--- MATERIAL SUPPLIED ---

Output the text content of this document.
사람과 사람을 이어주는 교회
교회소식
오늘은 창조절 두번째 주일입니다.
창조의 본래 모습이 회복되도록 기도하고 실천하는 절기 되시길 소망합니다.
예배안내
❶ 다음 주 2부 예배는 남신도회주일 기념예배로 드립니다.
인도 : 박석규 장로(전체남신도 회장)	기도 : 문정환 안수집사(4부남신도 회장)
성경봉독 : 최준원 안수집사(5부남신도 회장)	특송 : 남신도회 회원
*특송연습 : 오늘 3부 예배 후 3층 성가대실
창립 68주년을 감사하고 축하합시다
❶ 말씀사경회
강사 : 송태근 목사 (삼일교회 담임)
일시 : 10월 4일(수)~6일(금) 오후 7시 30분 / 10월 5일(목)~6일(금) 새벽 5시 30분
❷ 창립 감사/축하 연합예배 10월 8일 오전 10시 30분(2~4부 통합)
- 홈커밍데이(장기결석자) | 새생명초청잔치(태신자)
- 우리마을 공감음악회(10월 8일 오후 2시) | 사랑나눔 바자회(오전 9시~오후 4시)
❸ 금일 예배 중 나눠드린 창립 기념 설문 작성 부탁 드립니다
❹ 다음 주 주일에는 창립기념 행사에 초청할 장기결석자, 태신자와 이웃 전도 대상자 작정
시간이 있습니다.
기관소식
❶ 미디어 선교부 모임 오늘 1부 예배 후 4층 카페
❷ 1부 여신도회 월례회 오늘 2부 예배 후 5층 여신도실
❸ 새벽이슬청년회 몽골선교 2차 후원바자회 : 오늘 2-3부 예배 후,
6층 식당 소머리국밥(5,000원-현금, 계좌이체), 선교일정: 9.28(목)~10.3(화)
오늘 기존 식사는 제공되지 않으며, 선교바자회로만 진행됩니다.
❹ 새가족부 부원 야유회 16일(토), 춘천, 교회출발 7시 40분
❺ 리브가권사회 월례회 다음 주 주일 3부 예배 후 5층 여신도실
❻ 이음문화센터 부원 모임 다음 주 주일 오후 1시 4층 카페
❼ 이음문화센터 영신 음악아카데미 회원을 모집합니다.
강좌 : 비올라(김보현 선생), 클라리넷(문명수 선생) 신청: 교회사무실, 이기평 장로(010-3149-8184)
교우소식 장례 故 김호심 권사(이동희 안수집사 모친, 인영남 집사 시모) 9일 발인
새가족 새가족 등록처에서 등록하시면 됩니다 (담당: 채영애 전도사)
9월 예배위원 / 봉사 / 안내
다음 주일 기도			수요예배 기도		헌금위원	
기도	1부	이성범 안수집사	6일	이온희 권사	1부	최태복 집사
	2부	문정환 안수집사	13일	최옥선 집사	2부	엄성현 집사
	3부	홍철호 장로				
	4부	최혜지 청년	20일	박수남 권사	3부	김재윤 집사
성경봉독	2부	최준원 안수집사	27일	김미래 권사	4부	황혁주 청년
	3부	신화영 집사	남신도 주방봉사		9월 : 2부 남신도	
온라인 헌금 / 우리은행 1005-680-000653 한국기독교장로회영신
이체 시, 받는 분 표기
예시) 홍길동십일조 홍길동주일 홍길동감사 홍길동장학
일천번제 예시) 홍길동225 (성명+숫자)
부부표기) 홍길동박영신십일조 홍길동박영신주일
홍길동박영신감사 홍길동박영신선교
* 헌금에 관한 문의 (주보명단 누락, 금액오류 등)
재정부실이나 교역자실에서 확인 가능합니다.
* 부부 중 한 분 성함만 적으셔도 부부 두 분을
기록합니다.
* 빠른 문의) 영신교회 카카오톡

---

Copy down the whole of the data above, matching it exactly.

• _PROBLEM SOLUTION_:
Output the text content of this document.
사람과 사람을 이어주는 교회
교회소식
오늘은 창조절 두번째 주일입니다.
창조의 본래 모습이 회복되도록 기도하고 실천하는 절기 되시길 소망합니다.
예배안내
❶ 다음 주 2부 예배는 남신도회주일 기념예배로 드립니다.
인도 : 박석규 장로(전체남신도 회장)	기도 : 문정환 안수집사(4부남신도 회장)
성경봉독 : 최준원 안수집사(5부남신도 회장)	특송 : 남신도회 회원
*특송연습 : 오늘 3부 예배 후 3층 성가대실
창립 68주년을 감사하고 축하합시다
❶ 말씀사경회
강사 : 송태근 목사 (삼일교회 담임)
일시 : 10월 4일(수)~6일(금) 오후 7시 30분 / 10월 5일(목)~6일(금) 새벽 5시 30분
❷ 창립 감사/축하 연합예배 10월 8일 오전 10시 30분(2~4부 통합)
- 홈커밍데이(장기결석자) | 새생명초청잔치(태신자)
- 우리마을 공감음악회(10월 8일 오후 2시) | 사랑나눔 바자회(오전 9시~오후 4시)
❸ 금일 예배 중 나눠드린 창립 기념 설문 작성 부탁 드립니다
❹ 다음 주 주일에는 창립기념 행사에 초청할 장기결석자, 태신자와 이웃 전도 대상자 작정
시간이 있습니다.
기관소식
❶ 미디어 선교부 모임 오늘 1부 예배 후 4층 카페
❷ 1부 여신도회 월례회 오늘 2부 예배 후 5층 여신도실
❸ 새벽이슬청년회 몽골선교 2차 후원바자회 : 오늘 2-3부 예배 후,
6층 식당 소머리국밥(5,000원-현금, 계좌이체), 선교일정: 9.28(목)~10.3(화)
오늘 기존 식사는 제공되지 않으며, 선교바자회로만 진행됩니다.
❹ 새가족부 부원 야유회 16일(토), 춘천, 교회출발 7시 40분
❺ 리브가권사회 월례회 다음 주 주일 3부 예배 후 5층 여신도실
❻ 이음문화센터 부원 모임 다음 주 주일 오후 1시 4층 카페
❼ 이음문화센터 영신 음악아카데미 회원을 모집합니다.
강좌 : 비올라(김보현 선생), 클라리넷(문명수 선생) 신청: 교회사무실, 이기평 장로(010-3149-8184)
교우소식 장례 故 김호심 권사(이동희 안수집사 모친, 인영남 집사 시모) 9일 발인
새가족 새가족 등록처에서 등록하시면 됩니다 (담당: 채영애 전도사)
9월 예배위원 / 봉사 / 안내
다음 주일 기도			수요예배 기도		헌금위원	
기도	1부	이성범 안수집사	6일	이온희 권사	1부	최태복 집사
	2부	문정환 안수집사	13일	최옥선 집사	2부	엄성현 집사
	3부	홍철호 장로				
	4부	최혜지 청년	20일	박수남 권사	3부	김재윤 집사
성경봉독	2부	최준원 안수집사	27일	김미래 권사	4부	황혁주 청년
	3부	신화영 집사	남신도 주방봉사		9월 : 2부 남신도	
온라인 헌금 / 우리은행 1005-680-000653 한국기독교장로회영신
이체 시, 받는 분 표기
예시) 홍길동십일조 홍길동주일 홍길동감사 홍길동장학
일천번제 예시) 홍길동225 (성명+숫자)
부부표기) 홍길동박영신십일조 홍길동박영신주일
홍길동박영신감사 홍길동박영신선교
* 헌금에 관한 문의 (주보명단 누락, 금액오류 등)
재정부실이나 교역자실에서 확인 가능합니다.
* 부부 중 한 분 성함만 적으셔도 부부 두 분을
기록합니다.
* 빠른 문의) 영신교회 카카오톡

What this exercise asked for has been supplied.